:: EXERCISE PROMPT ::
Output each entry in full so that the result matches the data exactly.

SOURCE INFORMATION Start Marker

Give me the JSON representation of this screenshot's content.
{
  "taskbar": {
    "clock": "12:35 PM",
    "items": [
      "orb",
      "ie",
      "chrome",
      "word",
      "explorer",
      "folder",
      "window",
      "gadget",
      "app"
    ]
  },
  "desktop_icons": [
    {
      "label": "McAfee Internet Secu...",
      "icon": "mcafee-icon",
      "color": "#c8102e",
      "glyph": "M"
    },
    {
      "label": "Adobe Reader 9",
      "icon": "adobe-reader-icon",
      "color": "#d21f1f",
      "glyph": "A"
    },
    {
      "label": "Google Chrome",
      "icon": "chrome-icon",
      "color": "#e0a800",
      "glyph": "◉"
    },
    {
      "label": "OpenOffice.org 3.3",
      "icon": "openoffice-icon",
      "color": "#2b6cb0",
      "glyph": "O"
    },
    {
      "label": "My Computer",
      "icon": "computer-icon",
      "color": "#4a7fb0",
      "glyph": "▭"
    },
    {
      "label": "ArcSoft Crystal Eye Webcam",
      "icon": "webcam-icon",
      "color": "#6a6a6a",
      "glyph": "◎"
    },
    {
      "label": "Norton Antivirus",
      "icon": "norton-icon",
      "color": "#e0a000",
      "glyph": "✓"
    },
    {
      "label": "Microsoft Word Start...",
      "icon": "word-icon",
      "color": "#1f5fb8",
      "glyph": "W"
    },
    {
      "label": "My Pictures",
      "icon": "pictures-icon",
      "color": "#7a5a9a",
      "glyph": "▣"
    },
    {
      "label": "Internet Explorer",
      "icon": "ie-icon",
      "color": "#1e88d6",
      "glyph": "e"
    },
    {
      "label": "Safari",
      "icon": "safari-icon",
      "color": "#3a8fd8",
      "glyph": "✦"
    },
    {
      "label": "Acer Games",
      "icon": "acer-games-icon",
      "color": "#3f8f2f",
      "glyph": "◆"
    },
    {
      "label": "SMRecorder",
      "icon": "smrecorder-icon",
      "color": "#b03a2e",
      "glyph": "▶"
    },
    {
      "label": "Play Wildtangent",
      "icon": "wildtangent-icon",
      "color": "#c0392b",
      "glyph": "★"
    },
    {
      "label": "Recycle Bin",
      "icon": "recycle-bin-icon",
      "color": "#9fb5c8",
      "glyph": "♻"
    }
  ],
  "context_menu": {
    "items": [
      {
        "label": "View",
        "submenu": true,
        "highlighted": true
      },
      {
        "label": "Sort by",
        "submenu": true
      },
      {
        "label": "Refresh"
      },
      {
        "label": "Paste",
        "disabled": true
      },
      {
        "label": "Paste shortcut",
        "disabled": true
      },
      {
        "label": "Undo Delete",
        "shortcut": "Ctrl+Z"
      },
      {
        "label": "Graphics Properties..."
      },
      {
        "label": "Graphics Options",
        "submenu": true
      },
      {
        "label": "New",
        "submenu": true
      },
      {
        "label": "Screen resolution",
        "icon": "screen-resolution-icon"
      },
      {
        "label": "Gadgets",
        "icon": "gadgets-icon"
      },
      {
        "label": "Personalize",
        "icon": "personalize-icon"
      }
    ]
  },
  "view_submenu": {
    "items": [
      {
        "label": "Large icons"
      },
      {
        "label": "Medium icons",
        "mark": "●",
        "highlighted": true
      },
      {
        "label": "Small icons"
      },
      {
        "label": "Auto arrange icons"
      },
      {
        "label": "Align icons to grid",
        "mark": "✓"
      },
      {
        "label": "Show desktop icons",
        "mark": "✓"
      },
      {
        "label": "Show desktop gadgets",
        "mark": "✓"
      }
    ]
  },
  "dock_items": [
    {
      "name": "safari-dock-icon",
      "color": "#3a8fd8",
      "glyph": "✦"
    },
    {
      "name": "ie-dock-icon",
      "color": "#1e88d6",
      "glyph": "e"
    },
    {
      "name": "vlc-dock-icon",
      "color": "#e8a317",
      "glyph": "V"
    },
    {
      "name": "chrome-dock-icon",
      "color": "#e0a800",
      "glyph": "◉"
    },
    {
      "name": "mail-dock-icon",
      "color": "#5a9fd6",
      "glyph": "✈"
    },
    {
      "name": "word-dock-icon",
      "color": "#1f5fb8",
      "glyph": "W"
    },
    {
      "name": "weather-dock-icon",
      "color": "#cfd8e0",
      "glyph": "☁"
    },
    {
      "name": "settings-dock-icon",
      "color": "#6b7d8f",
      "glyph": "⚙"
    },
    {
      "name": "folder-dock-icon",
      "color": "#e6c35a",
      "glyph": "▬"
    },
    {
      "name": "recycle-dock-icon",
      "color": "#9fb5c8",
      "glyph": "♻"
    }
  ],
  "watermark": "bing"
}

SOURCE INFORMATION End Marker

:: EXPECTED ANSWER ::
Give me the JSON representation of this screenshot's content.
{
  "taskbar": {
    "clock": "12:35 PM",
    "items": [
      "orb",
      "ie",
      "chrome",
      "word",
      "explorer",
      "folder",
      "window",
      "gadget",
      "app"
    ]
  },
  "desktop_icons": [
    {
      "label": "McAfee Internet Secu...",
      "icon": "mcafee-icon",
      "color": "#c8102e",
      "glyph": "M"
    },
    {
      "label": "Adobe Reader 9",
      "icon": "adobe-reader-icon",
      "color": "#d21f1f",
      "glyph": "A"
    },
    {
      "label": "Google Chrome",
      "icon": "chrome-icon",
      "color": "#e0a800",
      "glyph": "◉"
    },
    {
      "label": "OpenOffice.org 3.3",
      "icon": "openoffice-icon",
      "color": "#2b6cb0",
      "glyph": "O"
    },
    {
      "label": "My Computer",
      "icon": "computer-icon",
      "color": "#4a7fb0",
      "glyph": "▭"
    },
    {
      "label": "ArcSoft Crystal Eye Webcam",
      "icon": "webcam-icon",
      "color": "#6a6a6a",
      "glyph": "◎"
    },
    {
      "label": "Norton Antivirus",
      "icon": "norton-icon",
      "color": "#e0a000",
      "glyph": "✓"
    },
    {
      "label": "Microsoft Word Start...",
      "icon": "word-icon",
      "color": "#1f5fb8",
      "glyph": "W"
    },
    {
      "label": "My Pictures",
      "icon": "pictures-icon",
      "color": "#7a5a9a",
      "glyph": "▣"
    },
    {
      "label": "Internet Explorer",
      "icon": "ie-icon",
      "color": "#1e88d6",
      "glyph": "e"
    },
    {
      "label": "Safari",
      "icon": "safari-icon",
      "color": "#3a8fd8",
      "glyph": "✦"
    },
    {
      "label": "Acer Games",
      "icon": "acer-games-icon",
      "color": "#3f8f2f",
      "glyph": "◆"
    },
    {
      "label": "SMRecorder",
      "icon": "smrecorder-icon",
      "color": "#b03a2e",
      "glyph": "▶"
    },
    {
      "label": "Play Wildtangent",
      "icon": "wildtangent-icon",
      "color": "#c0392b",
      "glyph": "★"
    },
    {
      "label": "Recycle Bin",
      "icon": "recycle-bin-icon",
      "color": "#9fb5c8",
      "glyph": "♻"
    }
  ],
  "context_menu": {
    "items": [
      {
        "label": "View",
        "submenu": true,
        "highlighted": true
      },
      {
        "label": "Sort by",
        "submenu": true
      },
      {
        "label": "Refresh"
      },
      {
        "label": "Paste",
        "disabled": true
      },
      {
        "label": "Paste shortcut",
        "disabled": true
      },
      {
        "label": "Undo Delete",
        "shortcut": "Ctrl+Z"
      },
      {
        "label": "Graphics Properties..."
      },
      {
        "label": "Graphics Options",
        "submenu": true
      },
      {
        "label": "New",
        "submenu": true
      },
      {
        "label": "Screen resolution",
        "icon": "screen-resolution-icon"
      },
      {
        "label": "Gadgets",
        "icon": "gadgets-icon"
      },
      {
        "label": "Personalize",
        "icon": "personalize-icon"
      }
    ]
  },
  "view_submenu": {
    "items": [
      {
        "label": "Large icons"
      },
      {
        "label": "Medium icons",
        "mark": "●",
        "highlighted": true
      },
      {
        "label": "Small icons"
      },
      {
        "label": "Auto arrange icons"
      },
      {
        "label": "Align icons to grid",
        "mark": "✓"
      },
      {
        "label": "Show desktop icons",
        "mark": "✓"
      },
      {
        "label": "Show desktop gadgets",
        "mark": "✓"
      }
    ]
  },
  "dock_items": [
    {
      "name": "safari-dock-icon",
      "color": "#3a8fd8",
      "glyph": "✦"
    },
    {
      "name": "ie-dock-icon",
      "color": "#1e88d6",
      "glyph": "e"
    },
    {
      "name": "vlc-dock-icon",
      "color": "#e8a317",
      "glyph": "V"
    },
    {
      "name": "chrome-dock-icon",
      "color": "#e0a800",
      "glyph": "◉"
    },
    {
      "name": "mail-dock-icon",
      "color": "#5a9fd6",
      "glyph": "✈"
    },
    {
      "name": "word-dock-icon",
      "color": "#1f5fb8",
      "glyph": "W"
    },
    {
      "name": "weather-dock-icon",
      "color": "#cfd8e0",
      "glyph": "☁"
    },
    {
      "name": "settings-dock-icon",
      "color": "#6b7d8f",
      "glyph": "⚙"
    },
    {
      "name": "folder-dock-icon",
      "color": "#e6c35a",
      "glyph": "▬"
    },
    {
      "name": "recycle-dock-icon",
      "color": "#9fb5c8",
      "glyph": "♻"
    }
  ],
  "watermark": "bing"
}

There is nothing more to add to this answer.